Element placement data
BEGIN

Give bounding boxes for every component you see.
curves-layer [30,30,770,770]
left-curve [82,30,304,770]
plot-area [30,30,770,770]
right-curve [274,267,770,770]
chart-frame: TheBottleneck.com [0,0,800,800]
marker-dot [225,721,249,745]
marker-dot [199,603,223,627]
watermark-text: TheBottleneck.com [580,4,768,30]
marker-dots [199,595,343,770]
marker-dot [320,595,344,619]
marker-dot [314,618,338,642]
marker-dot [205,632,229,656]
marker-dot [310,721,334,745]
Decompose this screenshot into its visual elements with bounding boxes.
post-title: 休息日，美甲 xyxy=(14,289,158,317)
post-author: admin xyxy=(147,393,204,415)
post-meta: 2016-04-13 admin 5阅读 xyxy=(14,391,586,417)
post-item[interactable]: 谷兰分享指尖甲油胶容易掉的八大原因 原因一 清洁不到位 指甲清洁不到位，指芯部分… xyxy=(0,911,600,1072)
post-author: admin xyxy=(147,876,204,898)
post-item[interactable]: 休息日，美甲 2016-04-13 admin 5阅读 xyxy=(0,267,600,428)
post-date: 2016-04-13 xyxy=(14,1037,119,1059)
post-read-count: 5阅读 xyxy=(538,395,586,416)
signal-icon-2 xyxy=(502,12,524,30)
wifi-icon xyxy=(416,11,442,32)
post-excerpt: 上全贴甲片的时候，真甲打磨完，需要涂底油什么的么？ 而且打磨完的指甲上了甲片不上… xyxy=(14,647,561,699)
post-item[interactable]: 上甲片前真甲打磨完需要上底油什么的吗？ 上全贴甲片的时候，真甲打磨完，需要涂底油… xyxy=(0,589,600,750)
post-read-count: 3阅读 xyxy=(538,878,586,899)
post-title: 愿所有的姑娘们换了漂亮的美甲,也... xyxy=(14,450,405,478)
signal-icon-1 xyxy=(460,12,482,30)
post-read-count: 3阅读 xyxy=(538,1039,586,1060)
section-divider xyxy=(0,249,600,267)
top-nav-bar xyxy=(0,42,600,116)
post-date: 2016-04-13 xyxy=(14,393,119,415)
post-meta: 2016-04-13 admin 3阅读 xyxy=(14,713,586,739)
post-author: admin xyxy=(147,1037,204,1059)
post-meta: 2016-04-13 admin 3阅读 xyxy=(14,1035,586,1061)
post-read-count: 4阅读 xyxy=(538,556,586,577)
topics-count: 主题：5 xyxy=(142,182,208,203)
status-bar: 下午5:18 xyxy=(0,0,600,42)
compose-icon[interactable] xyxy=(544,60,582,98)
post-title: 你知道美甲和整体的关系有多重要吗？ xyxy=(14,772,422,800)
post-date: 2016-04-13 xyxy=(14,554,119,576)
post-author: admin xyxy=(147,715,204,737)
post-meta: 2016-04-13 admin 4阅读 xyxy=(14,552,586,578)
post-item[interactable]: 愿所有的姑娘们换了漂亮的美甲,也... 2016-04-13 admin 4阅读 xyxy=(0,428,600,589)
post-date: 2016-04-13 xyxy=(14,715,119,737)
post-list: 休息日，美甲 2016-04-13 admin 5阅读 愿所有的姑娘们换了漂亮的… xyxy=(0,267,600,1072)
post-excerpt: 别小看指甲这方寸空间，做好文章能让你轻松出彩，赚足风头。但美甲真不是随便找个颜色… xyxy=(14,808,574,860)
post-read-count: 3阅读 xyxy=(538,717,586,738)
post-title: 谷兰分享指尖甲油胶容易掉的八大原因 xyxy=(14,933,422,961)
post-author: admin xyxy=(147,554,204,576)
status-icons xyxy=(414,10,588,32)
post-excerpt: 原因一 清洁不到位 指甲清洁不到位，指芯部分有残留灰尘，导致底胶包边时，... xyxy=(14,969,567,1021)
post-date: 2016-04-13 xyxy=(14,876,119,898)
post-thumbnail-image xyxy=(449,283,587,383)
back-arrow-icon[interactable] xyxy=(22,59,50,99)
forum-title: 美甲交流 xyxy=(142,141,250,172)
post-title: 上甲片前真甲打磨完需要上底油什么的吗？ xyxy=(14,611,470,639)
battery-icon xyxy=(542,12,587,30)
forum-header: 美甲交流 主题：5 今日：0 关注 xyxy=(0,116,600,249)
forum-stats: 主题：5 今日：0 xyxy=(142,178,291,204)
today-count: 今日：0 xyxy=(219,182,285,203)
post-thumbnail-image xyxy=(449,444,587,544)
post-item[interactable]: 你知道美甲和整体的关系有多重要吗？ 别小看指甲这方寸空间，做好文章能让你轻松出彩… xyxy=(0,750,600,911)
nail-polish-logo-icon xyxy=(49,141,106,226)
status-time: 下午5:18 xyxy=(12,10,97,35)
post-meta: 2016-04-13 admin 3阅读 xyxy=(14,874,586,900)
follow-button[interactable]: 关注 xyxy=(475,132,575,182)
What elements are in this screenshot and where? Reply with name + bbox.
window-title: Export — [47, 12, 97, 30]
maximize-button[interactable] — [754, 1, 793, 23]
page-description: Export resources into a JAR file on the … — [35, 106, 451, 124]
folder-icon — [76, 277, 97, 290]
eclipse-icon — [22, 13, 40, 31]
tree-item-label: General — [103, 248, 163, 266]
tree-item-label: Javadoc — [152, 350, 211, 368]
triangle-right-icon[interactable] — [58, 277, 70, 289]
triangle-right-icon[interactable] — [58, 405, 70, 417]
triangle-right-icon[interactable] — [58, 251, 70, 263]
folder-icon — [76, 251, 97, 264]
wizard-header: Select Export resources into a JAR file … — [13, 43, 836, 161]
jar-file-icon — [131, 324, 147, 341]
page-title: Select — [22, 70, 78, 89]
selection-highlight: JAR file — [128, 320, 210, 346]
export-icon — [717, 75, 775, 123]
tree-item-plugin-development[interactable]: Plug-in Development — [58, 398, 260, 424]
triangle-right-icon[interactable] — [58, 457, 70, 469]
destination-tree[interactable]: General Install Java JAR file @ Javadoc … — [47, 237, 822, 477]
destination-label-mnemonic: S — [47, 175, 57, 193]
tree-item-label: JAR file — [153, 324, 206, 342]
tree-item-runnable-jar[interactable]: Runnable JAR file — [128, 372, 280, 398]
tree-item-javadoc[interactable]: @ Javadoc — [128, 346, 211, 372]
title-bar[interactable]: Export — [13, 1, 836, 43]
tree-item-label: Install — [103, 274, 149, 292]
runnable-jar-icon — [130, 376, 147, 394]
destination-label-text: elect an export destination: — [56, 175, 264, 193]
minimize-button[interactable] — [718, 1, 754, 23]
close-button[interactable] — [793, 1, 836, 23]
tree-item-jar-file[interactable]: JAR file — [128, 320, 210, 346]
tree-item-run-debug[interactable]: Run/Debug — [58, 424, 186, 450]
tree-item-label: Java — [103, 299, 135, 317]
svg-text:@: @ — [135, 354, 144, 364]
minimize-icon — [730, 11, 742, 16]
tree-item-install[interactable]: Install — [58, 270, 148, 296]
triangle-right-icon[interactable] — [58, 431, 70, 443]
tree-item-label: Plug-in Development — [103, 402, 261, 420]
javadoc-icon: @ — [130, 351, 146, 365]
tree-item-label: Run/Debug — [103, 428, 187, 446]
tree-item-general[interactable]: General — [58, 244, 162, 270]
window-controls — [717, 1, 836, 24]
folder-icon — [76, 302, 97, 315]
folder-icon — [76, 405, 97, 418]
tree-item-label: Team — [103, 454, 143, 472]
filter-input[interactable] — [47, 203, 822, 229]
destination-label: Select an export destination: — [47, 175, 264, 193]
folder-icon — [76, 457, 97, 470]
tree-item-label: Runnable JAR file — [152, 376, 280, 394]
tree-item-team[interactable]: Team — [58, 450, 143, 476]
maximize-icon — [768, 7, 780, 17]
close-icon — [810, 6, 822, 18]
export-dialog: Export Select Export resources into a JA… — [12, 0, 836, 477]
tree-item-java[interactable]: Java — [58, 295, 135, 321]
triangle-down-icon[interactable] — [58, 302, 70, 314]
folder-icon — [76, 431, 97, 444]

END

:: To be done ::
Repeat the listing word for word, from its first line through the line with "marker-dot [314,618,338,642]".

:: Answer to the task ::
Give bounding boxes for every component you see.
curves-layer [30,30,770,770]
left-curve [82,30,304,770]
plot-area [30,30,770,770]
right-curve [274,267,770,770]
chart-frame: TheBottleneck.com [0,0,800,800]
marker-dot [225,721,249,745]
marker-dot [199,603,223,627]
watermark-text: TheBottleneck.com [580,4,768,30]
marker-dots [199,595,343,770]
marker-dot [320,595,344,619]
marker-dot [314,618,338,642]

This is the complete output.